## Do this
Search the listing below for the string "insertions" and copy every line where it occurs.

[Collected data]

::::::::

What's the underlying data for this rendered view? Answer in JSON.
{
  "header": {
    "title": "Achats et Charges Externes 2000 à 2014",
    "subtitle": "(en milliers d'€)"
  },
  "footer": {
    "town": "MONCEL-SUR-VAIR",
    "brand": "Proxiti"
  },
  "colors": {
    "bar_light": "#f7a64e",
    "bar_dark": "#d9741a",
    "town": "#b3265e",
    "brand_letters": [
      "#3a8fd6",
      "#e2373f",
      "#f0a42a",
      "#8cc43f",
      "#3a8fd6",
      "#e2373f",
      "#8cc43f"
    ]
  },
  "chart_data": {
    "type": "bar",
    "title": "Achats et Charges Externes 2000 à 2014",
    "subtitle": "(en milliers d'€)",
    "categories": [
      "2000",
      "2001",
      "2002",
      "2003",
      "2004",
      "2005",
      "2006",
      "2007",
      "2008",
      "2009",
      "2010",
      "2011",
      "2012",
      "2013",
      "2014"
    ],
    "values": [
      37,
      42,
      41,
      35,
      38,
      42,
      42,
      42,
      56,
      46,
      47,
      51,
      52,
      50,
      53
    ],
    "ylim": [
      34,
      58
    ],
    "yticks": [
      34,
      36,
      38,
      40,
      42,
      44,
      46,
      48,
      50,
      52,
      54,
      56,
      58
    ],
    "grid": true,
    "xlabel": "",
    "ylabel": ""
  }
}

::::::::

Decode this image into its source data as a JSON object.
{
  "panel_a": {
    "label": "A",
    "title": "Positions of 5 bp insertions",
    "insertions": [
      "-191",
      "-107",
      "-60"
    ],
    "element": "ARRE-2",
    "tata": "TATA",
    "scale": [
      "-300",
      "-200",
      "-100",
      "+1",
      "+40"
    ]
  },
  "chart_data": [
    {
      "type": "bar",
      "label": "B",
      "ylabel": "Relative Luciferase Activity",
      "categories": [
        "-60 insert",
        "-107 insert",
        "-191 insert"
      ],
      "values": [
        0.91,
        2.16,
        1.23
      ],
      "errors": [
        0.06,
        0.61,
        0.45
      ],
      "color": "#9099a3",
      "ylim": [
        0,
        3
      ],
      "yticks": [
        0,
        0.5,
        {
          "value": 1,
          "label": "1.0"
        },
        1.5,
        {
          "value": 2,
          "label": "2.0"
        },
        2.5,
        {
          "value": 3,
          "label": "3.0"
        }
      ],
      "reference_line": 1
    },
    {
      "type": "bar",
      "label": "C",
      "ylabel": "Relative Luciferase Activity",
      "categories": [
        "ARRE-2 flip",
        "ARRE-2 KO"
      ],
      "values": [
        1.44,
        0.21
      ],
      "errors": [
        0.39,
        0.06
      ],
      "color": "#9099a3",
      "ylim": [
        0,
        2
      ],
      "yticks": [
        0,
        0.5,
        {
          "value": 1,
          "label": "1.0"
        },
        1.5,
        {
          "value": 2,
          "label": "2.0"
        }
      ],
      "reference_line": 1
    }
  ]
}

::::::::

## Solution to this problem
    "title": "Positions of 5 bp insertions",
    "insertions": [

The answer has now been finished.